- [Set exercise] Quote the lines below from the one containing "Read all visible content and emit it as JSON." to the final line, both ends included; exclude the pictures.

- [Excerpts from a figure dataset]
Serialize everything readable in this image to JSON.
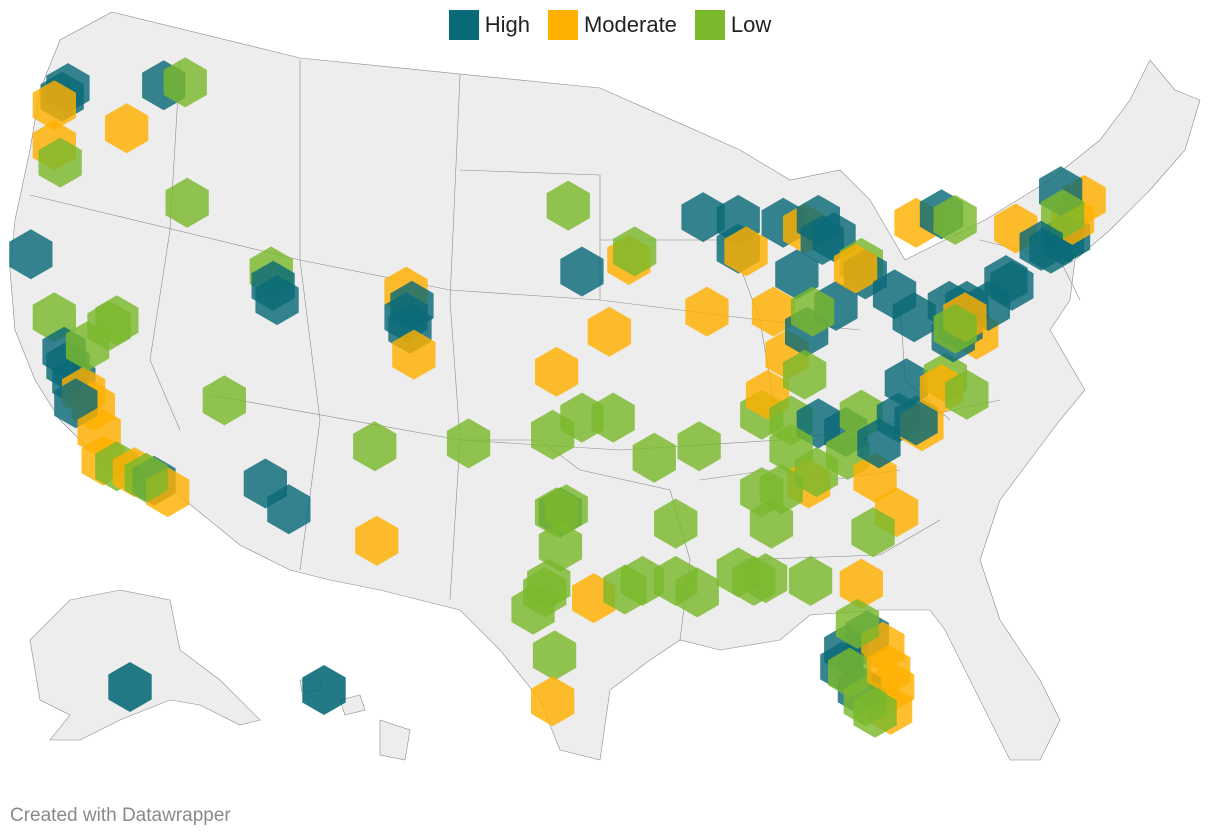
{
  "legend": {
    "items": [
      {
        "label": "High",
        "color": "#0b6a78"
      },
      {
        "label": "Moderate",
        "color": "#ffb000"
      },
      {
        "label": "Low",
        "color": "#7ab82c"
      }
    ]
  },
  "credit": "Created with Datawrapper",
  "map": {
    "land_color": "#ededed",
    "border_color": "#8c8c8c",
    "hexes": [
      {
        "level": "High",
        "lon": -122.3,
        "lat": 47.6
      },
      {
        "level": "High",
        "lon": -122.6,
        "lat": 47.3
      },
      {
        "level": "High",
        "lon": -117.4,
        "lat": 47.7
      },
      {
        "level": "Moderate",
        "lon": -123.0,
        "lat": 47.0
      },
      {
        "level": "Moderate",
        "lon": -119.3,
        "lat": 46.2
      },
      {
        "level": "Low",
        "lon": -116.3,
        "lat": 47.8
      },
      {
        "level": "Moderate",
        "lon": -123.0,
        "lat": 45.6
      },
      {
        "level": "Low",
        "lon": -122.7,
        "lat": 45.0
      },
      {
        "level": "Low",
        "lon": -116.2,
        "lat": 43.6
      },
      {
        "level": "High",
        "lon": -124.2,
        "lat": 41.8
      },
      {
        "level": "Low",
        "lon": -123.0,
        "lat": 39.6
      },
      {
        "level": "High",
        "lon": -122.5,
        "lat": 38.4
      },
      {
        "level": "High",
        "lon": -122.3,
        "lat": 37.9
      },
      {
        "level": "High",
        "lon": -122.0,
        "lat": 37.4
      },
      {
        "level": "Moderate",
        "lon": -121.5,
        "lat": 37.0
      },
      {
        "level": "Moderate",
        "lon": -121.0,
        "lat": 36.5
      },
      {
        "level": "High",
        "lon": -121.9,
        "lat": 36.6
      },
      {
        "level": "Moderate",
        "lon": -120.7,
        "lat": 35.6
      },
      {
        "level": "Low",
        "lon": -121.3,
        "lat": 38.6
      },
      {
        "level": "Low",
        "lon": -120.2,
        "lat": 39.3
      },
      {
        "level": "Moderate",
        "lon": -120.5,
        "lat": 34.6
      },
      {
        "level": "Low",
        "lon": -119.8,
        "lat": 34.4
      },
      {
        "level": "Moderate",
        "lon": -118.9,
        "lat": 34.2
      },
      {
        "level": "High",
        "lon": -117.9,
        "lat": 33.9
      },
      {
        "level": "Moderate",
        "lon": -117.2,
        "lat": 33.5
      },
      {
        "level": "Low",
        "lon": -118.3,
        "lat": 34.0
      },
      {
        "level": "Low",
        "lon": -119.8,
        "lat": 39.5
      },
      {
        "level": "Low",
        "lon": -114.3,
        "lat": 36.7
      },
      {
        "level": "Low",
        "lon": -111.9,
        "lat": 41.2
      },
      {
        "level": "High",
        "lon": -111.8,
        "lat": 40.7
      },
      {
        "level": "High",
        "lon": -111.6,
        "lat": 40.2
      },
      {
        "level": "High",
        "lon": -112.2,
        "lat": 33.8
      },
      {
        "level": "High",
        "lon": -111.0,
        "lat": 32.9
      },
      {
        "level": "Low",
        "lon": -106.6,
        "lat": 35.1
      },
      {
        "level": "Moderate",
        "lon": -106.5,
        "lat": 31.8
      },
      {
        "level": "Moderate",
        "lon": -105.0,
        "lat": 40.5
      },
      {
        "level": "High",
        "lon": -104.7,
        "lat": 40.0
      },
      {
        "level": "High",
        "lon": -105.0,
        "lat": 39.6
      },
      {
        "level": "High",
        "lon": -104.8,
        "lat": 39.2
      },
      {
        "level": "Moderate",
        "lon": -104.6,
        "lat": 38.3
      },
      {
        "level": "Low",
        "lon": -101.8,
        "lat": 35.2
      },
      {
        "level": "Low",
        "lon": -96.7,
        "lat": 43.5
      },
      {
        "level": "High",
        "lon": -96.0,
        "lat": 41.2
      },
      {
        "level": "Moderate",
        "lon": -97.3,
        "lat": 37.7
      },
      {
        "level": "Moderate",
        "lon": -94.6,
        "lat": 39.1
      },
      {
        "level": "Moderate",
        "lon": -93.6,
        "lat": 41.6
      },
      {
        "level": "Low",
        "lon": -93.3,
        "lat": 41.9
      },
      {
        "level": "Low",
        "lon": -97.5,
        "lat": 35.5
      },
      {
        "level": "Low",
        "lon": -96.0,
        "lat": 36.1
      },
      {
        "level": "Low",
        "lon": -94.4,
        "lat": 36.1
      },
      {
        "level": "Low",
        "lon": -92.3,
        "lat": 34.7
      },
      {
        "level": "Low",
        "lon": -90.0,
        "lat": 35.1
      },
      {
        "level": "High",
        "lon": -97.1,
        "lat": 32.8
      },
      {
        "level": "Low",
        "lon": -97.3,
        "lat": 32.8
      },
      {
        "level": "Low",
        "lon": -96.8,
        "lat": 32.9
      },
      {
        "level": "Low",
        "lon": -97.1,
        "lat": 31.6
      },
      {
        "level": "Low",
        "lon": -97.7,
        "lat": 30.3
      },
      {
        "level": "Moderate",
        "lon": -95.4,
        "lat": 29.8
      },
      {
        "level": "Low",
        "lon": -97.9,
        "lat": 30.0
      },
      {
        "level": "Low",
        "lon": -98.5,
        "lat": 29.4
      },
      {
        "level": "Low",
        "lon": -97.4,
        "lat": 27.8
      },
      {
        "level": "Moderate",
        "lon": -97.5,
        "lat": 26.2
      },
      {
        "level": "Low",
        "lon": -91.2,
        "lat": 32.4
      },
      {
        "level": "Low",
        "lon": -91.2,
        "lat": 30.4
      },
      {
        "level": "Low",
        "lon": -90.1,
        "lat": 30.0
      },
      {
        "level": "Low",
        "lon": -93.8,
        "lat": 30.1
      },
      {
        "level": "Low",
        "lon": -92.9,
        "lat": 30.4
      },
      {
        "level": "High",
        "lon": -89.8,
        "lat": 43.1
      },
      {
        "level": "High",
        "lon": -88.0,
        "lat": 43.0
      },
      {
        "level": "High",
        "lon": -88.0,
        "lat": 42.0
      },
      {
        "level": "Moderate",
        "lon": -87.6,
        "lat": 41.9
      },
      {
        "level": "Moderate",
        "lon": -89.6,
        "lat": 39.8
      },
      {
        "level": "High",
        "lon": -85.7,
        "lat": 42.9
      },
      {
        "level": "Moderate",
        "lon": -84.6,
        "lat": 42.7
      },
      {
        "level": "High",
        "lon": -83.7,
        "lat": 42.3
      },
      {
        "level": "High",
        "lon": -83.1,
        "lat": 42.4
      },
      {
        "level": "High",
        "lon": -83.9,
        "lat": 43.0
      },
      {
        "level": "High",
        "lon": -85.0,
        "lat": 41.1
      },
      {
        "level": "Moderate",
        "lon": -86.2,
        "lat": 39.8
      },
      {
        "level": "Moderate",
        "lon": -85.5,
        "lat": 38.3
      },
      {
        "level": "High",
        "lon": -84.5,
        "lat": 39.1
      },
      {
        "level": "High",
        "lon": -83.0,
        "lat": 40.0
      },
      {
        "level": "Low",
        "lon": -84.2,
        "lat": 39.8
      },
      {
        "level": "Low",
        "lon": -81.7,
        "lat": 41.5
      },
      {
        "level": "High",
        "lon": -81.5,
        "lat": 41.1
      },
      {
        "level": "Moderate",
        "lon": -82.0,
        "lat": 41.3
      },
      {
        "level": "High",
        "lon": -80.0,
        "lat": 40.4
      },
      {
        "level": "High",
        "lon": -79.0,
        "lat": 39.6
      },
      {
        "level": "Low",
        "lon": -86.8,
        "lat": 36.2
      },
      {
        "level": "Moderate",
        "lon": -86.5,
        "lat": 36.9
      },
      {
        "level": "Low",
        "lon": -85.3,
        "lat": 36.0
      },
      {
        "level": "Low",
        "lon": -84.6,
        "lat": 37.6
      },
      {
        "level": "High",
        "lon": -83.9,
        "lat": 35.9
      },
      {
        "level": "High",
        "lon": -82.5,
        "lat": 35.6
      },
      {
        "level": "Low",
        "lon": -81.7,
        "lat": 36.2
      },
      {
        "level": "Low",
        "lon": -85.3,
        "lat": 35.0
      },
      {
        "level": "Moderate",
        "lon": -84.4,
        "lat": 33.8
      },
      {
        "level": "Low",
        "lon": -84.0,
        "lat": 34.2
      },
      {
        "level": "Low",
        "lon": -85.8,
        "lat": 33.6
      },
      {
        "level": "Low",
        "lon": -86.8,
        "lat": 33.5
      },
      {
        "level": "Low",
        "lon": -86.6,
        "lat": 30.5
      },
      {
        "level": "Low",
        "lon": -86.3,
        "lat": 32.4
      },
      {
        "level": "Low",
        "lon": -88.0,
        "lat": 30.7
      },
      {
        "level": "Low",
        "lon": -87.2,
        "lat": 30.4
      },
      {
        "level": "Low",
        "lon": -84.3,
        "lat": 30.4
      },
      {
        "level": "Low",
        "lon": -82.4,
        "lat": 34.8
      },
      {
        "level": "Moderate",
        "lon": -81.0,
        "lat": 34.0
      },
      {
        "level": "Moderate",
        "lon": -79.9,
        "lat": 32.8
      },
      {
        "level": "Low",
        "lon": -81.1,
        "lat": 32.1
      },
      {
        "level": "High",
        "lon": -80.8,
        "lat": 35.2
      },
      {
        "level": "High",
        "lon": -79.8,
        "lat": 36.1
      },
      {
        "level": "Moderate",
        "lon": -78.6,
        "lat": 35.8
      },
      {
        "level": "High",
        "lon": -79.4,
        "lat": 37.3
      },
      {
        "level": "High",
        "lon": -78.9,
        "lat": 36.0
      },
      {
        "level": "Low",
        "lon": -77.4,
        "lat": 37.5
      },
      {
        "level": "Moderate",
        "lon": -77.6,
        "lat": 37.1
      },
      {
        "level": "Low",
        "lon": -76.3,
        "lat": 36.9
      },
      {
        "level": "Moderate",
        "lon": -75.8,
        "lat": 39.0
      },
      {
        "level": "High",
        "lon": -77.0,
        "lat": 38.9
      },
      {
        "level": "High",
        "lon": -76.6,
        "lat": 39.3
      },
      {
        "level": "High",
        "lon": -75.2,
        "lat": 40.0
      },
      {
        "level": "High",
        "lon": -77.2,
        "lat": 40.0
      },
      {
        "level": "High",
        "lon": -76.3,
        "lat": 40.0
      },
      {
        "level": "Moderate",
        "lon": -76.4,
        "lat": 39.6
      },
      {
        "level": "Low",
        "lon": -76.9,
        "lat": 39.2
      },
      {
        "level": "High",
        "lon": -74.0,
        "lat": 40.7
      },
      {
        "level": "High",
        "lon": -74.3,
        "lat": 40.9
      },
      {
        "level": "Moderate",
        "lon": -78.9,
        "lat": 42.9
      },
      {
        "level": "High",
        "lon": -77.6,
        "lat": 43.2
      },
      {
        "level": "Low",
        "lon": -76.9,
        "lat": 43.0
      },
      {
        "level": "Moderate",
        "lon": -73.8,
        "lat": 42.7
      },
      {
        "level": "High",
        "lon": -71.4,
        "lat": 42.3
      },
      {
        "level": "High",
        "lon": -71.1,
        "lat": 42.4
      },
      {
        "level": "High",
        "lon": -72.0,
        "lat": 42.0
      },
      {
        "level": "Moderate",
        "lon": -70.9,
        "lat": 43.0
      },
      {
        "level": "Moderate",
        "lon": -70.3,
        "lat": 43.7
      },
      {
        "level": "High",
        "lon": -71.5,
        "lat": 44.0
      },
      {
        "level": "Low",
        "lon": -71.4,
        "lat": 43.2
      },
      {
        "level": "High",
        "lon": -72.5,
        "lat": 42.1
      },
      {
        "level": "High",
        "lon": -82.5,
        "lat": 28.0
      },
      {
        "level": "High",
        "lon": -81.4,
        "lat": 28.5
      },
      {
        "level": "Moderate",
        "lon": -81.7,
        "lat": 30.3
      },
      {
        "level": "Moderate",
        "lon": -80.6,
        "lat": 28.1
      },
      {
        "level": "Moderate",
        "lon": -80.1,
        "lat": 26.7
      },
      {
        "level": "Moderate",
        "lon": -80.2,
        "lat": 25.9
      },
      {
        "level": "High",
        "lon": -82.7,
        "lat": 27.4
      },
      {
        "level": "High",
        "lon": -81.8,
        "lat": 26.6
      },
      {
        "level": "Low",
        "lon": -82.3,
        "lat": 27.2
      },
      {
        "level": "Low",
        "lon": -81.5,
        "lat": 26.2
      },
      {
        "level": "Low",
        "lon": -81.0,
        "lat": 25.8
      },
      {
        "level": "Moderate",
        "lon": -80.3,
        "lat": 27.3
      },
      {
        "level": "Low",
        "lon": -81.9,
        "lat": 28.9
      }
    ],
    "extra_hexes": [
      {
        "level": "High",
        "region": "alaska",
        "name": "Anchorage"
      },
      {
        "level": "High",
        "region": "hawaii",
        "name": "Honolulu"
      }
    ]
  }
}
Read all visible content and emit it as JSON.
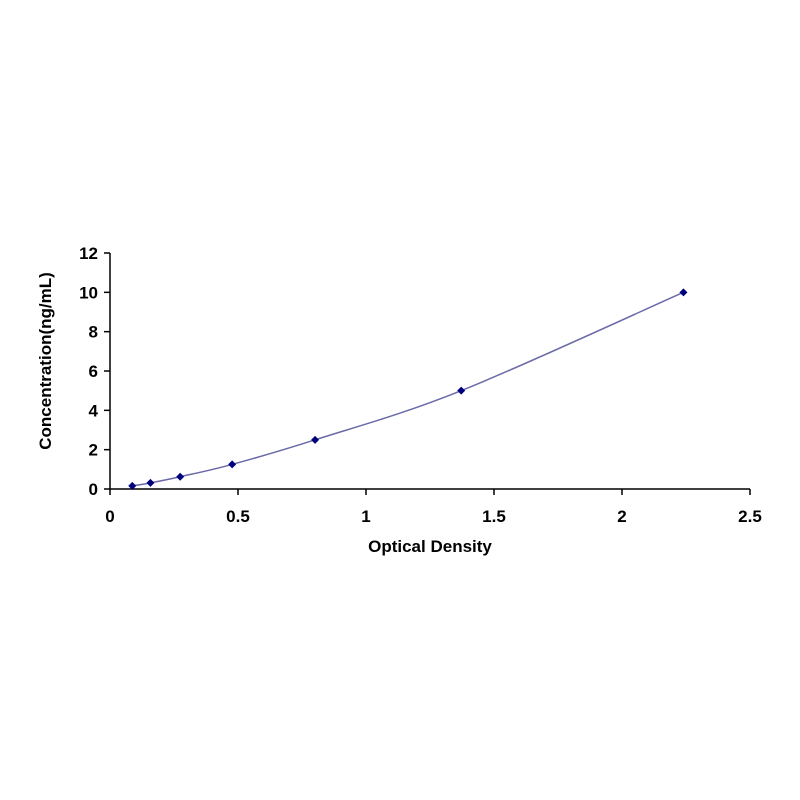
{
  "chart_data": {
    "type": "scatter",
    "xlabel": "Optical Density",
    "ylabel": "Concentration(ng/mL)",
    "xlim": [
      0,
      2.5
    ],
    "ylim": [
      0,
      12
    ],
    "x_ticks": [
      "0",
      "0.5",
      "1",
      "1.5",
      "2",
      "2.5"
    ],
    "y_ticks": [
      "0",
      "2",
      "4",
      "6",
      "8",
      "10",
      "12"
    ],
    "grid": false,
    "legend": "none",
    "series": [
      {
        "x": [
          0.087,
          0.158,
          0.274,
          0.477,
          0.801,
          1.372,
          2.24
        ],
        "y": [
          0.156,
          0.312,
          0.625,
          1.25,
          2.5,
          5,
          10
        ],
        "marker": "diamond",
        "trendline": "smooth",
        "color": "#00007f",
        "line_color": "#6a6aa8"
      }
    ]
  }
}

- [Correct result]
Read all visible content and emit it as JSON.
{
  "chart_data": {
    "type": "scatter",
    "xlabel": "Optical Density",
    "ylabel": "Concentration(ng/mL)",
    "xlim": [
      0,
      2.5
    ],
    "ylim": [
      0,
      12
    ],
    "x_ticks": [
      "0",
      "0.5",
      "1",
      "1.5",
      "2",
      "2.5"
    ],
    "y_ticks": [
      "0",
      "2",
      "4",
      "6",
      "8",
      "10",
      "12"
    ],
    "grid": false,
    "legend": "none",
    "series": [
      {
        "x": [
          0.087,
          0.158,
          0.274,
          0.477,
          0.801,
          1.372,
          2.24
        ],
        "y": [
          0.156,
          0.312,
          0.625,
          1.25,
          2.5,
          5,
          10
        ],
        "marker": "diamond",
        "trendline": "smooth",
        "color": "#00007f",
        "line_color": "#6a6aa8"
      }
    ]
  }
}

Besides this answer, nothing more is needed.